### Problem
Type out the complete listing below word for word, without its pictures.

### Exercise input
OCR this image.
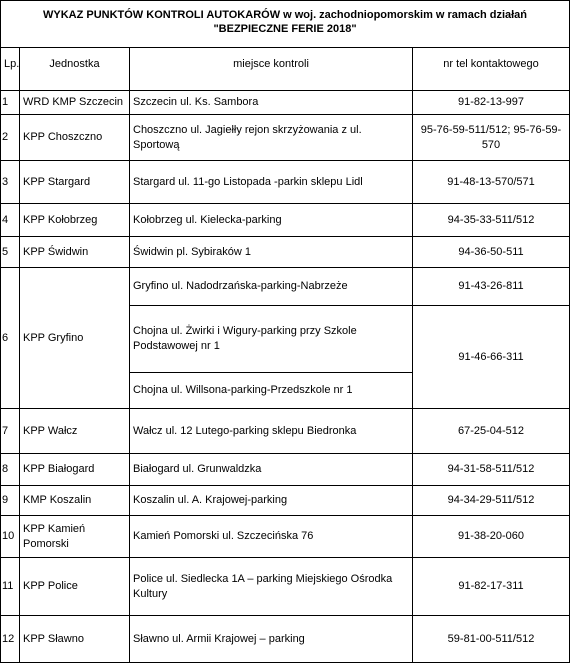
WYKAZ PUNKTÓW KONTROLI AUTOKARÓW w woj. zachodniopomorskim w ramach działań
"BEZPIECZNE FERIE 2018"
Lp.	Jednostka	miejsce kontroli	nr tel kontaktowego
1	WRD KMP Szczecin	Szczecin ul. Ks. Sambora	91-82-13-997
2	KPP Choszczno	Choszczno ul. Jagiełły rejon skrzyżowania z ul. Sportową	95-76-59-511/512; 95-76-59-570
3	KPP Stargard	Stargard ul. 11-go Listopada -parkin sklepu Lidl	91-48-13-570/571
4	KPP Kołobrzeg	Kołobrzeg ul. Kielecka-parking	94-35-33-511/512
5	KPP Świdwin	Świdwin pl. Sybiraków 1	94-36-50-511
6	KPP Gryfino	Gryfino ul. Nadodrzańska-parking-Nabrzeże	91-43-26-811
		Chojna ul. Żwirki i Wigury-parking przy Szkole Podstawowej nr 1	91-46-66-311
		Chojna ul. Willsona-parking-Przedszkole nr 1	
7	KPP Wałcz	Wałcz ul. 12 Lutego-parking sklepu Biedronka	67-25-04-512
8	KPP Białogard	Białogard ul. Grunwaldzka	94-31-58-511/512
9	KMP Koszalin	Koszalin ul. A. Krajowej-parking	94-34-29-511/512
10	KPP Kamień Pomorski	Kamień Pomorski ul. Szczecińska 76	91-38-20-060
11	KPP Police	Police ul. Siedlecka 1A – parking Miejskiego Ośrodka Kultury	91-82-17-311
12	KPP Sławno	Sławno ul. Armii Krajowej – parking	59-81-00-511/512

### Result
OCR this image.
WYKAZ PUNKTÓW KONTROLI AUTOKARÓW w woj. zachodniopomorskim w ramach działań
"BEZPIECZNE FERIE 2018"
Lp.	Jednostka	miejsce kontroli	nr tel kontaktowego
1	WRD KMP Szczecin	Szczecin ul. Ks. Sambora	91-82-13-997
2	KPP Choszczno	Choszczno ul. Jagiełły rejon skrzyżowania z ul. Sportową	95-76-59-511/512; 95-76-59-570
3	KPP Stargard	Stargard ul. 11-go Listopada -parkin sklepu Lidl	91-48-13-570/571
4	KPP Kołobrzeg	Kołobrzeg ul. Kielecka-parking	94-35-33-511/512
5	KPP Świdwin	Świdwin pl. Sybiraków 1	94-36-50-511
6	KPP Gryfino	Gryfino ul. Nadodrzańska-parking-Nabrzeże	91-43-26-811
		Chojna ul. Żwirki i Wigury-parking przy Szkole Podstawowej nr 1	91-46-66-311
		Chojna ul. Willsona-parking-Przedszkole nr 1	
7	KPP Wałcz	Wałcz ul. 12 Lutego-parking sklepu Biedronka	67-25-04-512
8	KPP Białogard	Białogard ul. Grunwaldzka	94-31-58-511/512
9	KMP Koszalin	Koszalin ul. A. Krajowej-parking	94-34-29-511/512
10	KPP Kamień Pomorski	Kamień Pomorski ul. Szczecińska 76	91-38-20-060
11	KPP Police	Police ul. Siedlecka 1A – parking Miejskiego Ośrodka Kultury	91-82-17-311
12	KPP Sławno	Sławno ul. Armii Krajowej – parking	59-81-00-511/512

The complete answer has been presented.